▶ Task to complete: Output the items word for word, starting at the very first line and ending after the line that contains "browser-tab[interactable]: localhost:3000/album?id=323 ×".

[Part of a data file]
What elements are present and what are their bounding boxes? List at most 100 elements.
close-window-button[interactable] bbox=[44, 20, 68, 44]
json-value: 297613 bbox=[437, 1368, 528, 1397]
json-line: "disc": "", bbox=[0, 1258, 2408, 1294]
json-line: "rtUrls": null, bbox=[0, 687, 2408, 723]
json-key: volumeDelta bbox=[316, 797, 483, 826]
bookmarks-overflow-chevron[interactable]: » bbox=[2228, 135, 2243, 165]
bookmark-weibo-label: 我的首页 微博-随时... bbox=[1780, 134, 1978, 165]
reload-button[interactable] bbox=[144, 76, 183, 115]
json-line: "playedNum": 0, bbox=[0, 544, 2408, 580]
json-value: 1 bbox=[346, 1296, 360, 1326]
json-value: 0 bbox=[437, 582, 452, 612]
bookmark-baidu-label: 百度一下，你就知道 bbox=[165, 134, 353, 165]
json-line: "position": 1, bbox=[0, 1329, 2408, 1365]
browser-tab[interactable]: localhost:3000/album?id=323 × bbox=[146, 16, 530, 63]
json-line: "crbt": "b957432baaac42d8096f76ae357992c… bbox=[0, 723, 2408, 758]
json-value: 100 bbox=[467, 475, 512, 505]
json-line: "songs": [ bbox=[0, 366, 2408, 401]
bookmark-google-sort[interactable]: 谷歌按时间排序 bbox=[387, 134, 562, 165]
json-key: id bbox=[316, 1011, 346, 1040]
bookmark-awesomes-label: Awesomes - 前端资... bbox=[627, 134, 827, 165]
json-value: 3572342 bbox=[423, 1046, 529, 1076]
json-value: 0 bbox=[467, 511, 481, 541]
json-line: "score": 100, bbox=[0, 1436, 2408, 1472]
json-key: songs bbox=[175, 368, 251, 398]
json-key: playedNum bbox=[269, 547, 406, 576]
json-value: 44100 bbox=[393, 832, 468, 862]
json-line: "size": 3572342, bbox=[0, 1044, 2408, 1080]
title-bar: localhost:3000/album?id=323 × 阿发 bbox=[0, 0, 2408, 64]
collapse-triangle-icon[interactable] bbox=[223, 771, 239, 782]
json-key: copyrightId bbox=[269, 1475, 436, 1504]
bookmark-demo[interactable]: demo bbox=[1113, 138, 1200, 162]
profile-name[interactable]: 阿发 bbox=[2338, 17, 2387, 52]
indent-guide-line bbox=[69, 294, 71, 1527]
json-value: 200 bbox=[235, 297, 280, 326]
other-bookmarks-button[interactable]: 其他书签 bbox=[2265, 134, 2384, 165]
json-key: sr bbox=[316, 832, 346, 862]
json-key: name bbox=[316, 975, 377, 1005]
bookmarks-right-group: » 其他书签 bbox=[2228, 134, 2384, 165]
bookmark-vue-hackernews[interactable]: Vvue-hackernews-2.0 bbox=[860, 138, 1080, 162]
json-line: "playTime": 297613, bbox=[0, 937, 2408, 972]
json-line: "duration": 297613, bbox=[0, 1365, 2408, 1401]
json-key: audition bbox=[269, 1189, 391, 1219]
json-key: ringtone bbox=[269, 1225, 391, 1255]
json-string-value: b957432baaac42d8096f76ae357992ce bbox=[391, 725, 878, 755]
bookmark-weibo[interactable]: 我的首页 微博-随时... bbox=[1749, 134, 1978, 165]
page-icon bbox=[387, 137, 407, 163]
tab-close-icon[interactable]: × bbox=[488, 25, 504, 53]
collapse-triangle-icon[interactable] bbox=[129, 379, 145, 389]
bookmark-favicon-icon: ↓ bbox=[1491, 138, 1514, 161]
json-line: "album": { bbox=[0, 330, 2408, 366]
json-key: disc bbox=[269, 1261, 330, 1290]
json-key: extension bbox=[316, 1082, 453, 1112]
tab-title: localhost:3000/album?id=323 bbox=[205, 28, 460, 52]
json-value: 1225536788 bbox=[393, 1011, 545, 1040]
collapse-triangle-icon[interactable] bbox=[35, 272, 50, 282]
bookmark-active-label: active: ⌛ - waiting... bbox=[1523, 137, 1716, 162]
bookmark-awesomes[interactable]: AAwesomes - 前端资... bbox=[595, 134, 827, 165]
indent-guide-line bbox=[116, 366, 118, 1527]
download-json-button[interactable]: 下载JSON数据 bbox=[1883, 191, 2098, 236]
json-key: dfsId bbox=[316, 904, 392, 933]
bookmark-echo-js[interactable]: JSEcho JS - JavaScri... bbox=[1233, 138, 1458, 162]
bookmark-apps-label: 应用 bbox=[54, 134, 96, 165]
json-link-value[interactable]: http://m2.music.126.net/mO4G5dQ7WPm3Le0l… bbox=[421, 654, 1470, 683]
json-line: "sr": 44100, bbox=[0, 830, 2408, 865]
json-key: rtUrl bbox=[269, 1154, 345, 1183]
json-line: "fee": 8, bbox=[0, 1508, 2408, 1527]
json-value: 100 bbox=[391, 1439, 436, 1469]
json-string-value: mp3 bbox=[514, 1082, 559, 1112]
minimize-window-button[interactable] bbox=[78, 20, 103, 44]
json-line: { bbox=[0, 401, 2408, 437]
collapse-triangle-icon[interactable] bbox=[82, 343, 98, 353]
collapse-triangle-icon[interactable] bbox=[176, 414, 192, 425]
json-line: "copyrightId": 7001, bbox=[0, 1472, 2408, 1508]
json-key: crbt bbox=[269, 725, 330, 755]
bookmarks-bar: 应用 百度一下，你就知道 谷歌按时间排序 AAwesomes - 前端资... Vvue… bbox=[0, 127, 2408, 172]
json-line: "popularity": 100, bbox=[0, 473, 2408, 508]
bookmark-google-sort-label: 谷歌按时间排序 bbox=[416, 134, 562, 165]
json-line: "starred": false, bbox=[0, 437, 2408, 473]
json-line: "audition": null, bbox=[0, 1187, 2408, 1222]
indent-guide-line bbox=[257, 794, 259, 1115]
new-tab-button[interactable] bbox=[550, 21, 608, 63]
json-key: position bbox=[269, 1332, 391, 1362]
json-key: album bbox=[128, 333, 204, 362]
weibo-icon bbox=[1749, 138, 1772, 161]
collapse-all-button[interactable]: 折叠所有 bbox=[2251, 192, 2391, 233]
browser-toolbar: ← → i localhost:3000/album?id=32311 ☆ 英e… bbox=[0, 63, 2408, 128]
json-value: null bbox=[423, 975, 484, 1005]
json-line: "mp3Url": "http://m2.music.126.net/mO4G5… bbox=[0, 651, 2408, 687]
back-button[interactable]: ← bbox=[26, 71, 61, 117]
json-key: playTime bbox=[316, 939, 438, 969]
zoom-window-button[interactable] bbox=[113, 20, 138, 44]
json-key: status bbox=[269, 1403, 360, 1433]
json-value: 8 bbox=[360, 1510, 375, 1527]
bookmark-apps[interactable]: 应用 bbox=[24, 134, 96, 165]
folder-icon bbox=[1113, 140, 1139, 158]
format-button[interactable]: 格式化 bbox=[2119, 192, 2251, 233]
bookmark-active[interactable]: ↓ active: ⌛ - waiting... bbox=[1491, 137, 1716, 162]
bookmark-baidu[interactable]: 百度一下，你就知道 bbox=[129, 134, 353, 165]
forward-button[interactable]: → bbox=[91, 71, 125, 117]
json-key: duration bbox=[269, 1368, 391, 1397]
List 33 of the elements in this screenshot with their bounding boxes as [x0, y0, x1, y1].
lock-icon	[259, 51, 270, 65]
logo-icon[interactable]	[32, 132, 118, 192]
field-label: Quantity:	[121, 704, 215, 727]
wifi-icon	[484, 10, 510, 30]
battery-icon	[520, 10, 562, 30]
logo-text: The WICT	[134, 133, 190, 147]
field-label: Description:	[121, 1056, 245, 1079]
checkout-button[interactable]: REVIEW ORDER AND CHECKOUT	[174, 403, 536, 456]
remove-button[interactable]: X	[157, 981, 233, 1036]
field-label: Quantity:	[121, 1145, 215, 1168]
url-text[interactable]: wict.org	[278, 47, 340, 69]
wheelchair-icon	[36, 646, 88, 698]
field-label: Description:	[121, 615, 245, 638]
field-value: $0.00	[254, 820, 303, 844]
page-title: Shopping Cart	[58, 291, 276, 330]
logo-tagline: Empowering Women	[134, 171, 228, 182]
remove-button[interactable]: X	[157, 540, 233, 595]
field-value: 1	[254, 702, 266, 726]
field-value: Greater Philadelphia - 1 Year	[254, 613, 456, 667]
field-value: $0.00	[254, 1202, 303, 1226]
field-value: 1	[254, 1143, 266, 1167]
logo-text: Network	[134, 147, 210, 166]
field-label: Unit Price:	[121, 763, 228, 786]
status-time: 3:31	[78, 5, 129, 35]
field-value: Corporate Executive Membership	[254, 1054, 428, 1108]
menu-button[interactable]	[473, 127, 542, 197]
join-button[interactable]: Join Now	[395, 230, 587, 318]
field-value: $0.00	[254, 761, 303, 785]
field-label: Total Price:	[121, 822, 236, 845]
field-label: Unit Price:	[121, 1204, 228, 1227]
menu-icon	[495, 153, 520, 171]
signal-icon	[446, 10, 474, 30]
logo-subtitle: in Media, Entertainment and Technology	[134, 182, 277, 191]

▶ Exercise solution:
What elements are present and what are their bounding boxes? List at most 100 elements.
close-window-button[interactable] bbox=[44, 20, 68, 44]
json-value: 297613 bbox=[437, 1368, 528, 1397]
json-line: "disc": "", bbox=[0, 1258, 2408, 1294]
json-line: "rtUrls": null, bbox=[0, 687, 2408, 723]
json-key: volumeDelta bbox=[316, 797, 483, 826]
bookmarks-overflow-chevron[interactable]: » bbox=[2228, 135, 2243, 165]
bookmark-weibo-label: 我的首页 微博-随时... bbox=[1780, 134, 1978, 165]
reload-button[interactable] bbox=[144, 76, 183, 115]
json-line: "playedNum": 0, bbox=[0, 544, 2408, 580]
json-value: 1 bbox=[346, 1296, 360, 1326]
json-value: 0 bbox=[437, 582, 452, 612]
bookmark-baidu-label: 百度一下，你就知道 bbox=[165, 134, 353, 165]
json-line: "position": 1, bbox=[0, 1329, 2408, 1365]
browser-tab[interactable]: localhost:3000/album?id=323 × bbox=[146, 16, 530, 63]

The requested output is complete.